Text segment
Generally, the response of neutron measuring instruments used for radiation protection strongly depend on incident neutron energy. Therefore, for the reliable measurement using such instruments, those should be calibrated at the calibration field whose neutron spectrum is similar to an actual workplace. RI neutron sources, such as ²⁵²Cf or ²⁴¹Am-Be sources, are often used for calibration of neutron measuring instruments, however, neutron spectra of such RI sources are significantly different from those at actual workplaces in most cases. Thus, moderated neutron calibration fields that have continuous neutron spectra simulating actual workplaces are required.

At the Facility of Radiation Standard (FRS) in the Japan Atomic Energy Agency (JAEA), concrete-moderated neutron fields [1] using an ²⁴¹Am-Be source were once used for calibration of neutron survey meters. However, it was greatly damaged by the Great East Japan Earthquake in 2011 and became unavailable. Therefore, we developed new moderated neutron calibration fields using a graphite moderator and ²⁴¹Am-Be sources based on ISO12789 [2, 3] which provides a guideline for producing and characterizing simulated workplace neutron fields. In this paper, we describe the characteristic of our new calibration fields.

Exercises to complete
- 1) In the text on neutron calibration fields, what event damaged the concrete-moderated neutron fields at the Facility of Radiation Standard?
- 2) Pick up the text on neutron calibration fields and continue it after its final sentence.
The records are not needed.

[Layout coordinate data]
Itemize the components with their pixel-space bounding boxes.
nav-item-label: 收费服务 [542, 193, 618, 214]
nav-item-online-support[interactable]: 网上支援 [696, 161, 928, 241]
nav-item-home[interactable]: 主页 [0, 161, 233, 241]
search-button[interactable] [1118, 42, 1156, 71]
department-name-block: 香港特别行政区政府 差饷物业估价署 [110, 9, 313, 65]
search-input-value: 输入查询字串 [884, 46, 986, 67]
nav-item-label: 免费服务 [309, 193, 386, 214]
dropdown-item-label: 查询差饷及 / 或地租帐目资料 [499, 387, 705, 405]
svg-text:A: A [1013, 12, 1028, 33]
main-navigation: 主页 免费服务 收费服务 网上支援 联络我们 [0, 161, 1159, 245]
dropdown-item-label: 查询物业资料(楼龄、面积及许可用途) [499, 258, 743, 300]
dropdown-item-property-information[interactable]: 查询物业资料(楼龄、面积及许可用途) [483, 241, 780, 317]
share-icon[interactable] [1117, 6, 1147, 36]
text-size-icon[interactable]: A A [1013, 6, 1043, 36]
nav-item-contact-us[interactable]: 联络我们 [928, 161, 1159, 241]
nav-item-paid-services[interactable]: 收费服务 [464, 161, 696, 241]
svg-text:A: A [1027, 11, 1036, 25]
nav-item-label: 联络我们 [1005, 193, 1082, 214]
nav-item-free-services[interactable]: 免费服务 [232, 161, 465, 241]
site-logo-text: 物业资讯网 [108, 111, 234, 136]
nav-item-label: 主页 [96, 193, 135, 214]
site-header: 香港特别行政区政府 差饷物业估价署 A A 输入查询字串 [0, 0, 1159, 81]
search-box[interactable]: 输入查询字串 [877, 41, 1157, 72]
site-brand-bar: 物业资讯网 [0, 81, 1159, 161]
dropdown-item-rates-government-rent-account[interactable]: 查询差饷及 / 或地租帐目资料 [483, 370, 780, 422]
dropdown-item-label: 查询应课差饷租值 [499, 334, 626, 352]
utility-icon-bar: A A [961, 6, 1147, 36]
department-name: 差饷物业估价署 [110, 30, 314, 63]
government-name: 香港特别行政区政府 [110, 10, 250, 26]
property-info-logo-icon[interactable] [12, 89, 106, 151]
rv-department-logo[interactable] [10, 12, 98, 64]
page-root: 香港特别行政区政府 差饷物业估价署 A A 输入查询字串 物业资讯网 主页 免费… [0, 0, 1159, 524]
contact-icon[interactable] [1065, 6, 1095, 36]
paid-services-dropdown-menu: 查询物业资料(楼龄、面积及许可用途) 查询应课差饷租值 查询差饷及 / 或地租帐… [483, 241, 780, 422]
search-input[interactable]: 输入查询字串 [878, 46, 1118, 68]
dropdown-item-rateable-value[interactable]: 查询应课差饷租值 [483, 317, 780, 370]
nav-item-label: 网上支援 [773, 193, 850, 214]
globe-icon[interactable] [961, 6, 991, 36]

Answers given
- 1) The Great East Japan Earthquake in 2011.

- 2)
The overview of new moderated neutron calibration fields is shown in Figure 1. It was constructed at the corner of the neutron irradiation room of 12.5 m × 12.5 m × 11.7 m in the FRS. The fields use a graphite pile (150 cm(W) ×164 cm(D) ×150 cm(H)) as a moderator, which is also used for the thermal neutron calibration field [4] in the FRS. While a ²⁵²Cf source is installed into the cavity at the center of the graphite pile for the thermal neutron field, two ²⁴¹Am-Be neutron sources (37 GBq×2) are installed into cavities located at the shallower position inside the graphite pile. By using two ²⁴¹Am-Be sources, enough dose equivalent rates for calibration are obtained. Two calibration fields with different neutron spectra are available by changing positions of neutron sources; posA: sources at 18 cm and 28 cm in depth from surface, posB: sources at 28 cm and 38 cm in depth from surface, as shown in the lower picture in Figure 1. Furthermore, the thermal neutron-shielding sheet including gadolinium is put on the surface of the graphite pile, to decrease an amount of thermal neutrons at the calibration point. At the center of the sheet, there is an aperture of 30 cm × 30 cm for putting in or taking off sources. The calibration point is fixed at 75 cm from the surface of the graphite pile, and 81.5 cm above the floor as the same height as sources.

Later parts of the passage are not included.